• **TASK OBJECTIVE**: Search the material below for the word "structured" and copy every line in which it occurs.
----
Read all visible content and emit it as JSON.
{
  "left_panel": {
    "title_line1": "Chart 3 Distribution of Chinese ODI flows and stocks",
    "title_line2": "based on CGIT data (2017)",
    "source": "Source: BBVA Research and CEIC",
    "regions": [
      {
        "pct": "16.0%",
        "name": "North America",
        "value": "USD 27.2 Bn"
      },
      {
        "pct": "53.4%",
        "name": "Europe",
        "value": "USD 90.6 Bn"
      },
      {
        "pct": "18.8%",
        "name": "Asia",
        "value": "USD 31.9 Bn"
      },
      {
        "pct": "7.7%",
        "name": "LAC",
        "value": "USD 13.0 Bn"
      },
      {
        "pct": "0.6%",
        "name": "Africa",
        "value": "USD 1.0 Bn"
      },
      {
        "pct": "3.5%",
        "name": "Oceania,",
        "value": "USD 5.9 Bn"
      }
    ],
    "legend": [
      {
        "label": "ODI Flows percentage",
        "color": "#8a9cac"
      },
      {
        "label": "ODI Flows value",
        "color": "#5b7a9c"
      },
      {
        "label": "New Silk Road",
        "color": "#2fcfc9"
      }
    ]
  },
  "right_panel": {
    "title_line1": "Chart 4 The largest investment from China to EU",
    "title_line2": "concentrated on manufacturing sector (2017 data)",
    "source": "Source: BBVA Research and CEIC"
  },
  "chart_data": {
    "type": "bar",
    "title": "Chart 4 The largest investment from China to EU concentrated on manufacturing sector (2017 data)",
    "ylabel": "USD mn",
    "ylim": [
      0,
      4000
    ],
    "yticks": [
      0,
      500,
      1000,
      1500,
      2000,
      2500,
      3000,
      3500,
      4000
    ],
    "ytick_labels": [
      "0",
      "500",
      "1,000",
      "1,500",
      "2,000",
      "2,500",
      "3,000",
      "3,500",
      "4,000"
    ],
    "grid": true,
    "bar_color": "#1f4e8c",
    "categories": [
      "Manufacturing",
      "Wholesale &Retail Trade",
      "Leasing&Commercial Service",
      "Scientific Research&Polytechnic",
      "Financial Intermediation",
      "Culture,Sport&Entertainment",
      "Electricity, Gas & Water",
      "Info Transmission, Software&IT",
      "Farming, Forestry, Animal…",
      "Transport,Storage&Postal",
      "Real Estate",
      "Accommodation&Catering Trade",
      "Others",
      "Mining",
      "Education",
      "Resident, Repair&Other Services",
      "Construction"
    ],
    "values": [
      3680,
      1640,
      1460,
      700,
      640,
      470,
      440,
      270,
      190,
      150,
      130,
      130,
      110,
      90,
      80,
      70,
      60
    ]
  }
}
----
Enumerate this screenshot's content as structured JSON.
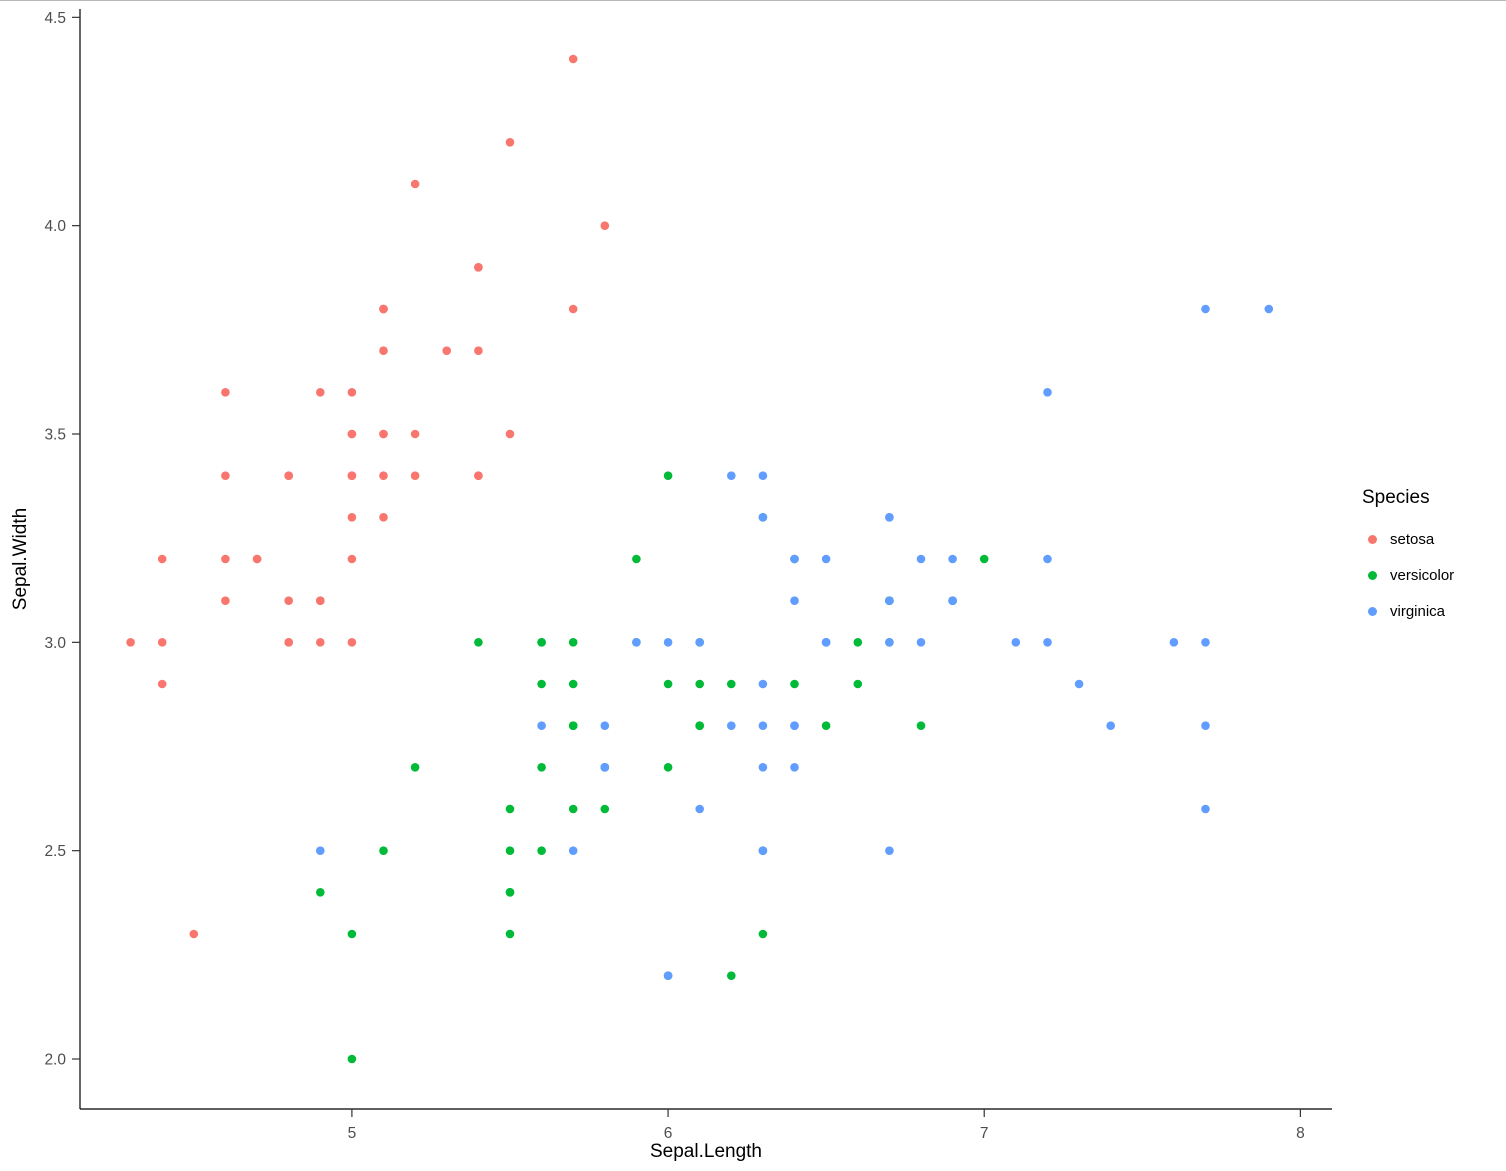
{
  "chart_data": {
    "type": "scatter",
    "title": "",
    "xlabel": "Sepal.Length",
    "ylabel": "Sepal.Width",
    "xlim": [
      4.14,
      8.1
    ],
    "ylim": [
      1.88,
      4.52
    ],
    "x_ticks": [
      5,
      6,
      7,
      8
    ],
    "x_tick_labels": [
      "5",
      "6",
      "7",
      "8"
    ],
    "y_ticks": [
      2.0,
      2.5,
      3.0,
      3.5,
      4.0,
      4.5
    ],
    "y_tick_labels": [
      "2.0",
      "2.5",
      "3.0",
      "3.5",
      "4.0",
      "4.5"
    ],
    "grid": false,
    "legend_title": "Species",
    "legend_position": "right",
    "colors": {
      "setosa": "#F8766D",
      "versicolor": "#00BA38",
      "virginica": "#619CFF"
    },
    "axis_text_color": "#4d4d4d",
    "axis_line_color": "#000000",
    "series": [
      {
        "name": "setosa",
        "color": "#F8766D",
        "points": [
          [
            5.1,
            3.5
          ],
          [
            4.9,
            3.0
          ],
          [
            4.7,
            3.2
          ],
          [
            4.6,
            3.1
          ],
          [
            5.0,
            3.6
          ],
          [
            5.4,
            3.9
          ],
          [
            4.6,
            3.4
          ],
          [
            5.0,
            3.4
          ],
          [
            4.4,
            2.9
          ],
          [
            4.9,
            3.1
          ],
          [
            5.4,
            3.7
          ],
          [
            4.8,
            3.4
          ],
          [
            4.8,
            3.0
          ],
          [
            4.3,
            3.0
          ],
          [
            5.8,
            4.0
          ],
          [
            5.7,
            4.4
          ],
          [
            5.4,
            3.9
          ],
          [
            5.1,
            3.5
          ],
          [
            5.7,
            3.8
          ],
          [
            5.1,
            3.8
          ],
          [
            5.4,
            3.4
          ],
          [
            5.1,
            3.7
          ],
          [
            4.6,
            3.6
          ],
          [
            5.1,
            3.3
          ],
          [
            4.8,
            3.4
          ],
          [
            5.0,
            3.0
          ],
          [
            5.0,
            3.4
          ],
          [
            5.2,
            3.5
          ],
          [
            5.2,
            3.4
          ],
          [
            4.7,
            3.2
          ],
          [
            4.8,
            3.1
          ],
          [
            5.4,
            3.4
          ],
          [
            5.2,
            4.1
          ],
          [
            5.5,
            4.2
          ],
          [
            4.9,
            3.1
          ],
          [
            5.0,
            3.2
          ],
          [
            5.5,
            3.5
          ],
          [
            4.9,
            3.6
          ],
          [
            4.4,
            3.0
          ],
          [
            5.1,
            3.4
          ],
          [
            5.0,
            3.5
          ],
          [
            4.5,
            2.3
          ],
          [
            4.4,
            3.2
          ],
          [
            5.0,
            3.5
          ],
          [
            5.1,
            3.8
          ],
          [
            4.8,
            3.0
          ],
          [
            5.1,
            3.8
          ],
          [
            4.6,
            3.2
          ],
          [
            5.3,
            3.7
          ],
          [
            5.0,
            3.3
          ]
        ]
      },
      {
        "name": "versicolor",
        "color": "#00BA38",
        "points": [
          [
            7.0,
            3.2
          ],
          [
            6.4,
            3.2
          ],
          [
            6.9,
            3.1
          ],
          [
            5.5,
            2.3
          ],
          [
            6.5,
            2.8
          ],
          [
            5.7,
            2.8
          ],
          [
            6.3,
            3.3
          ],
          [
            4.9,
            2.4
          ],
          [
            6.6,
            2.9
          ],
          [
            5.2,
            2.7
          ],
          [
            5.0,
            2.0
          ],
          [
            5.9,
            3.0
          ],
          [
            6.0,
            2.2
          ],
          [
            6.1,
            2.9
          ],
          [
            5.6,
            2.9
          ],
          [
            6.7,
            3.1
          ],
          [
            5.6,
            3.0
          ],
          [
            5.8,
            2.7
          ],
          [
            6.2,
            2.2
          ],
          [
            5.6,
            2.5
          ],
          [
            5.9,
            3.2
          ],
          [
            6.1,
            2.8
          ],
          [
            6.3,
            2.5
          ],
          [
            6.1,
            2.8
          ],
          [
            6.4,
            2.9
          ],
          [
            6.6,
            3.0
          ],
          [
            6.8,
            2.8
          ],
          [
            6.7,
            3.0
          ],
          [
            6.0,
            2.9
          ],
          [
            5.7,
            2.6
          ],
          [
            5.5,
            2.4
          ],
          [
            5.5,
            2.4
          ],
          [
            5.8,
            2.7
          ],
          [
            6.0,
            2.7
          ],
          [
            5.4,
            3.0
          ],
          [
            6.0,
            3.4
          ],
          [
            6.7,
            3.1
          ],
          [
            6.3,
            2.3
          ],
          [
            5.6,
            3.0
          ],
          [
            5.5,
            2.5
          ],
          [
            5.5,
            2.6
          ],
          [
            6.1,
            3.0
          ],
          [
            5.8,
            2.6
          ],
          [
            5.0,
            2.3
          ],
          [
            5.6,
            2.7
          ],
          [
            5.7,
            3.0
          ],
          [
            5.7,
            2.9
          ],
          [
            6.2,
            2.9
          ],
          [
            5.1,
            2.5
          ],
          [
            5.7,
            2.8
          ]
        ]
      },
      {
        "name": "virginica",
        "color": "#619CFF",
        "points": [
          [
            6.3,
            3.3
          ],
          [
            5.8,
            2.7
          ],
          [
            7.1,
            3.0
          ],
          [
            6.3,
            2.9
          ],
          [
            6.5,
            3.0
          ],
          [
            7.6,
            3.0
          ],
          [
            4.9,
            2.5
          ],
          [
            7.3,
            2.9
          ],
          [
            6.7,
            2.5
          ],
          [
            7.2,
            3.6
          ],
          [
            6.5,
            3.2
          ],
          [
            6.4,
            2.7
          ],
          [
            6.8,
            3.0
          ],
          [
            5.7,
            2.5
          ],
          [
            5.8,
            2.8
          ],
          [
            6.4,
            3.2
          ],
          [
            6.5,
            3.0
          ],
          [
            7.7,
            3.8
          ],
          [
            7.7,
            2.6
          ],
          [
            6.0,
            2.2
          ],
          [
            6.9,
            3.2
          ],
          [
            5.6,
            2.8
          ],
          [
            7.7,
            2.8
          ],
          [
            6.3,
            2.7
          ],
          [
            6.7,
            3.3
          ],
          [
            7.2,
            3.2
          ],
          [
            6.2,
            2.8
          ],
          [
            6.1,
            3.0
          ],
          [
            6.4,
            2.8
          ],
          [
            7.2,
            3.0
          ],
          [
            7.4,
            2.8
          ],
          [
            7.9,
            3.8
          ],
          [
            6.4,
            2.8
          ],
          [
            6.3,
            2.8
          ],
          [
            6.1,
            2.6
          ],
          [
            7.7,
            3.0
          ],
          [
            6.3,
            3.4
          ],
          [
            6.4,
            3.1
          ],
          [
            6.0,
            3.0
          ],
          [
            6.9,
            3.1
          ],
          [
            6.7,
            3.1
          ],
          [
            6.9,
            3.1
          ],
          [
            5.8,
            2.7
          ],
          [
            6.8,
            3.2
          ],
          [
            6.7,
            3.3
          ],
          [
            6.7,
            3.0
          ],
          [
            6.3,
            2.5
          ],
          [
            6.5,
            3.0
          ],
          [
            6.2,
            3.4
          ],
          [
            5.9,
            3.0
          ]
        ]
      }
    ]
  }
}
----
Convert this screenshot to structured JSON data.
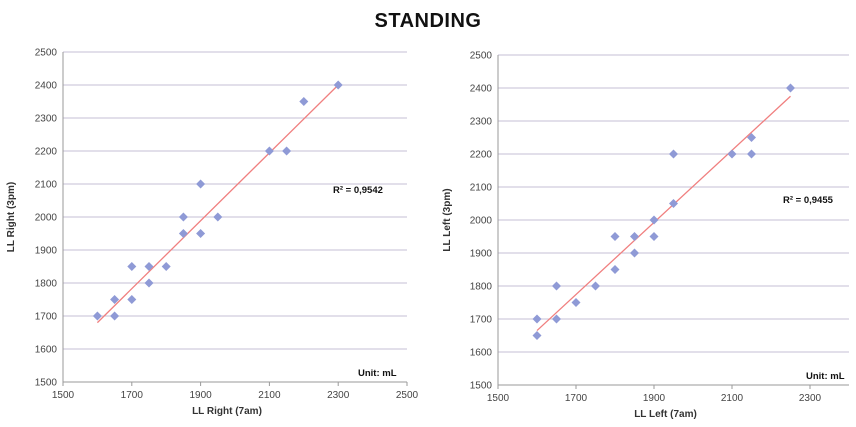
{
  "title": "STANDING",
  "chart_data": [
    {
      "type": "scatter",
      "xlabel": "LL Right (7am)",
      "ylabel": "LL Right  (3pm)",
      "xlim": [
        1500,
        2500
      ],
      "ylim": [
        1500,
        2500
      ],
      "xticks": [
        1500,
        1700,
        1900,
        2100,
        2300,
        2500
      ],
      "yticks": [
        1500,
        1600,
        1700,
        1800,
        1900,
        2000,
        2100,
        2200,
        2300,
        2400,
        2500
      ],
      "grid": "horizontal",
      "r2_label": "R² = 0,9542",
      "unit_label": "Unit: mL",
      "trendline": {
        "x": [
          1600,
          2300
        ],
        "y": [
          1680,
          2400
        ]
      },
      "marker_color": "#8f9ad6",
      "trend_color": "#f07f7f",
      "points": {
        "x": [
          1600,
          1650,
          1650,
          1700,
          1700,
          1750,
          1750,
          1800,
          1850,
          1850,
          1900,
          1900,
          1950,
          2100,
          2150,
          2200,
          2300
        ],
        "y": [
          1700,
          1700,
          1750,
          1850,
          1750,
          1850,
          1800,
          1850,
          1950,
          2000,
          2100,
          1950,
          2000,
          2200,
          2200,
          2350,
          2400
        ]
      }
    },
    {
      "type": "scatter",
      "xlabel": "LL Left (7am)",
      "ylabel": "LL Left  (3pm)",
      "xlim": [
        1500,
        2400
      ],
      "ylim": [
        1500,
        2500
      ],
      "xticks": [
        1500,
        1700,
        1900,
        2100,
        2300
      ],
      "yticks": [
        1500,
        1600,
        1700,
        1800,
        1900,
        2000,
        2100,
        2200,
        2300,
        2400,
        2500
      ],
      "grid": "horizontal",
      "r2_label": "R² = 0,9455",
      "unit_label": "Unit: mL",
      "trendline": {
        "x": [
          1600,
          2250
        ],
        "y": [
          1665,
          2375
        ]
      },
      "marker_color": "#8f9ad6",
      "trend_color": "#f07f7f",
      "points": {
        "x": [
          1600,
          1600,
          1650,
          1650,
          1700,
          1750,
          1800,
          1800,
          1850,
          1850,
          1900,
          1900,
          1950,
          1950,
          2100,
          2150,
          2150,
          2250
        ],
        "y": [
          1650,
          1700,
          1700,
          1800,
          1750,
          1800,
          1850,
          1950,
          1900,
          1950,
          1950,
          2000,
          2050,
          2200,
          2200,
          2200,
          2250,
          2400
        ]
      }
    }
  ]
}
----
• **ANSWER TO THIS EXERCISE**:
Enumerate this screenshot's content as structured JSON.
Convert this screenshot to structured JSON data.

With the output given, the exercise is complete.